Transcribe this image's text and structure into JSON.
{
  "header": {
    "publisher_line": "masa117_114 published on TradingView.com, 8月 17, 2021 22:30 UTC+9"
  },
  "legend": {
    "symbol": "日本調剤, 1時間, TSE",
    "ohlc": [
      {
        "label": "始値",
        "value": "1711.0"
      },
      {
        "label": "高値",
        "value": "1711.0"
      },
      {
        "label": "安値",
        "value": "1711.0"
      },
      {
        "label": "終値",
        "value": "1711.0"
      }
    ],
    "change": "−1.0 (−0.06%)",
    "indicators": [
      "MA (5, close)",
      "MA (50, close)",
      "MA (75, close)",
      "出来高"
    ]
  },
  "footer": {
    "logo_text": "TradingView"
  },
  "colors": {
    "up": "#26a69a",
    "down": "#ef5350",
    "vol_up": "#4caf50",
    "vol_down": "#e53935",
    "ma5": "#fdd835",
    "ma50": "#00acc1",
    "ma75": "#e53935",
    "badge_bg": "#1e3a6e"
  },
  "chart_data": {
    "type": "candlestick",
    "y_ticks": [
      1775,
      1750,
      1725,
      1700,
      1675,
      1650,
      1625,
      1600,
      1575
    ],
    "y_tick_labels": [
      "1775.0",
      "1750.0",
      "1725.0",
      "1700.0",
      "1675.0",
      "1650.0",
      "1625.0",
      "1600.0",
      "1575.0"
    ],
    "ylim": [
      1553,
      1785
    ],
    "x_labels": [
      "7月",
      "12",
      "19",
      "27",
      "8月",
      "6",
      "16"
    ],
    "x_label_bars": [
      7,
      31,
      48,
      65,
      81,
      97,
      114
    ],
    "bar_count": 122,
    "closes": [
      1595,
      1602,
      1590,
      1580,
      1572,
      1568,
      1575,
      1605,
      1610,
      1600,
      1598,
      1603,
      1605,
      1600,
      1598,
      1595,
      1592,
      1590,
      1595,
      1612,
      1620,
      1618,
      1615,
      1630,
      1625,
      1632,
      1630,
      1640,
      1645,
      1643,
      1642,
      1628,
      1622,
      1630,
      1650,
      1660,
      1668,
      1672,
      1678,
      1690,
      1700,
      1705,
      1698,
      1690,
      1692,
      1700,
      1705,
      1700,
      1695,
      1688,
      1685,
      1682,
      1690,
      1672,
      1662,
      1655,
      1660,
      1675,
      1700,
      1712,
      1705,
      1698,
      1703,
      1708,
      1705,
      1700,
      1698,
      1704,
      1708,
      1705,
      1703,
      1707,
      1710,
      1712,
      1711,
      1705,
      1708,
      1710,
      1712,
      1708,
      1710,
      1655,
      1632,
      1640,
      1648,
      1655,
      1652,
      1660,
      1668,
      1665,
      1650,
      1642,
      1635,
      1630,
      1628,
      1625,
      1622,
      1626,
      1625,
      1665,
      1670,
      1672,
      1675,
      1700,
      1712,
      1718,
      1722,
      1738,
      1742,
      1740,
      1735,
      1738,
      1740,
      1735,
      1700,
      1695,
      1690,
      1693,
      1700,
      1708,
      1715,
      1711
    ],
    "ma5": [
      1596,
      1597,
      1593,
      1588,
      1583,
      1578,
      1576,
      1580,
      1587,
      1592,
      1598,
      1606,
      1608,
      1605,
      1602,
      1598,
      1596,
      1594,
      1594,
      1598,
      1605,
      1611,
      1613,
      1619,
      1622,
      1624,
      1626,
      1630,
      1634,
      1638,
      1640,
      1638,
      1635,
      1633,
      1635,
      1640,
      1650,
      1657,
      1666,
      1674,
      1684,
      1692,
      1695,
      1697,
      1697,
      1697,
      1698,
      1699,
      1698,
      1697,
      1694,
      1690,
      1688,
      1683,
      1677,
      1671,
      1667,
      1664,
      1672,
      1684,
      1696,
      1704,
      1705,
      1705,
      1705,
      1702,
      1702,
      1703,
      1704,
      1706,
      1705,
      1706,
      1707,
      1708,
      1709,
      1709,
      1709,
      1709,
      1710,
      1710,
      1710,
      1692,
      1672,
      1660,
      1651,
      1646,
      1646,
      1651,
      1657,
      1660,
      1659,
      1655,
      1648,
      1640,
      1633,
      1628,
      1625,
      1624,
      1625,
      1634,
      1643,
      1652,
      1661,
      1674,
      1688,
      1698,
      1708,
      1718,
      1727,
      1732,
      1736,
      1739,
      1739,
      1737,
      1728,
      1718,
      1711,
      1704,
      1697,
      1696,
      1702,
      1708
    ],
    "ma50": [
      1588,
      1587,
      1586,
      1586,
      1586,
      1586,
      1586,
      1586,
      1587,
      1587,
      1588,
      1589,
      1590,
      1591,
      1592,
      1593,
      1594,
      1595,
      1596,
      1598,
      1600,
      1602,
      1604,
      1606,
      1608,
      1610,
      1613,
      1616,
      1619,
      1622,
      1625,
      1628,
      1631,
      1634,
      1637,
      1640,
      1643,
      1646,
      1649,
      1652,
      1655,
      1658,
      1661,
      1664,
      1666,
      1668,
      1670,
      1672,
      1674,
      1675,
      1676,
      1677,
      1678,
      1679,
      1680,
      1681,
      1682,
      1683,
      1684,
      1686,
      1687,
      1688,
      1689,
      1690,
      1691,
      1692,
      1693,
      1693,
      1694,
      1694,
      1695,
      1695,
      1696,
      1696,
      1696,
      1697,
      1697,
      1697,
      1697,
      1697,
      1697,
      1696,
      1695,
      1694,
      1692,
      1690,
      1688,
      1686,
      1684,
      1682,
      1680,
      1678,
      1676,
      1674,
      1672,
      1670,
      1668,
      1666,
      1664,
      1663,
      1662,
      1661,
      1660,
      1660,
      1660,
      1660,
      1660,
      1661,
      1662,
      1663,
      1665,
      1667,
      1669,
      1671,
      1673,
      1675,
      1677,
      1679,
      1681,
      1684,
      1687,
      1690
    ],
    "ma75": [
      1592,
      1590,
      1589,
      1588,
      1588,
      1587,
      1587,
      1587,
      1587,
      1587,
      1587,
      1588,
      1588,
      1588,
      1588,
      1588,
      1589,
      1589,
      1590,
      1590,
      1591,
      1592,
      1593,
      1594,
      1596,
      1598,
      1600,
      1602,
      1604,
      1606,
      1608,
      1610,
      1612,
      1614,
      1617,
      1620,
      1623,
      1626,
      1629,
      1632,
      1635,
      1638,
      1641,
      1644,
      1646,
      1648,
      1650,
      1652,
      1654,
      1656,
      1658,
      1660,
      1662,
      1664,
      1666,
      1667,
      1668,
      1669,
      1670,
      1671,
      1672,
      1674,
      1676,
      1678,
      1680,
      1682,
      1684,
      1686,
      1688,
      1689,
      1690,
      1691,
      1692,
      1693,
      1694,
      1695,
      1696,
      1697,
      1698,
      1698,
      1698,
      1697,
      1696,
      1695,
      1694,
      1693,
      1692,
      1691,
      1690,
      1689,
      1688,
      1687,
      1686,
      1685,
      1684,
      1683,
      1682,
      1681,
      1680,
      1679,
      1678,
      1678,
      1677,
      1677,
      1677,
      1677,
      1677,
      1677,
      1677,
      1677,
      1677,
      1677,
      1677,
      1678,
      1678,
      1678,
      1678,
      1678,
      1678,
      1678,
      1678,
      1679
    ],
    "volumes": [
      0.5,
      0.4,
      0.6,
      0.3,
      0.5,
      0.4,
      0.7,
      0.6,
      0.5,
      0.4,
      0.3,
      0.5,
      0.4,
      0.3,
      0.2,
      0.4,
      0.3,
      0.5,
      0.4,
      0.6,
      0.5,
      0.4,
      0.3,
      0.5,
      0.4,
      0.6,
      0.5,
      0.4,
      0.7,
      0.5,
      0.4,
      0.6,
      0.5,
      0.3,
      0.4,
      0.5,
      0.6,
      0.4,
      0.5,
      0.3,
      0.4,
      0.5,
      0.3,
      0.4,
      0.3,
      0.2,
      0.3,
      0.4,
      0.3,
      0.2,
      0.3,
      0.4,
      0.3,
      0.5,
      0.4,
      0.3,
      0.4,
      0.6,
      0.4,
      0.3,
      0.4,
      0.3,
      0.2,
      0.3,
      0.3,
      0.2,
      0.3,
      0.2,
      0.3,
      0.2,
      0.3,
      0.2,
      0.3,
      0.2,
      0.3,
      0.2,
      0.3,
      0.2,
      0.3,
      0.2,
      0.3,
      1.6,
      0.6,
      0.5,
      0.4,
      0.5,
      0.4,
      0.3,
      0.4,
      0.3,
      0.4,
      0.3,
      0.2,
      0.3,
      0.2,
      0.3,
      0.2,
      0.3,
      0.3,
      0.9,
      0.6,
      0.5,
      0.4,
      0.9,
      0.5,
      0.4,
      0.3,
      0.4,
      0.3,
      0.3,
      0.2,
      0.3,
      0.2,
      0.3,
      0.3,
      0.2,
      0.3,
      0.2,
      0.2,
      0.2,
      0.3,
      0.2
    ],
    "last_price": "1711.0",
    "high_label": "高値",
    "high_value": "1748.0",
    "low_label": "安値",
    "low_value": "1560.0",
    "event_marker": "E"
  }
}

_ _ _ _

◆ **Given problem**: For the records above, state how many lines include the string "TradingView", giving the number and nothing else.

◆ **Answer in full**: 2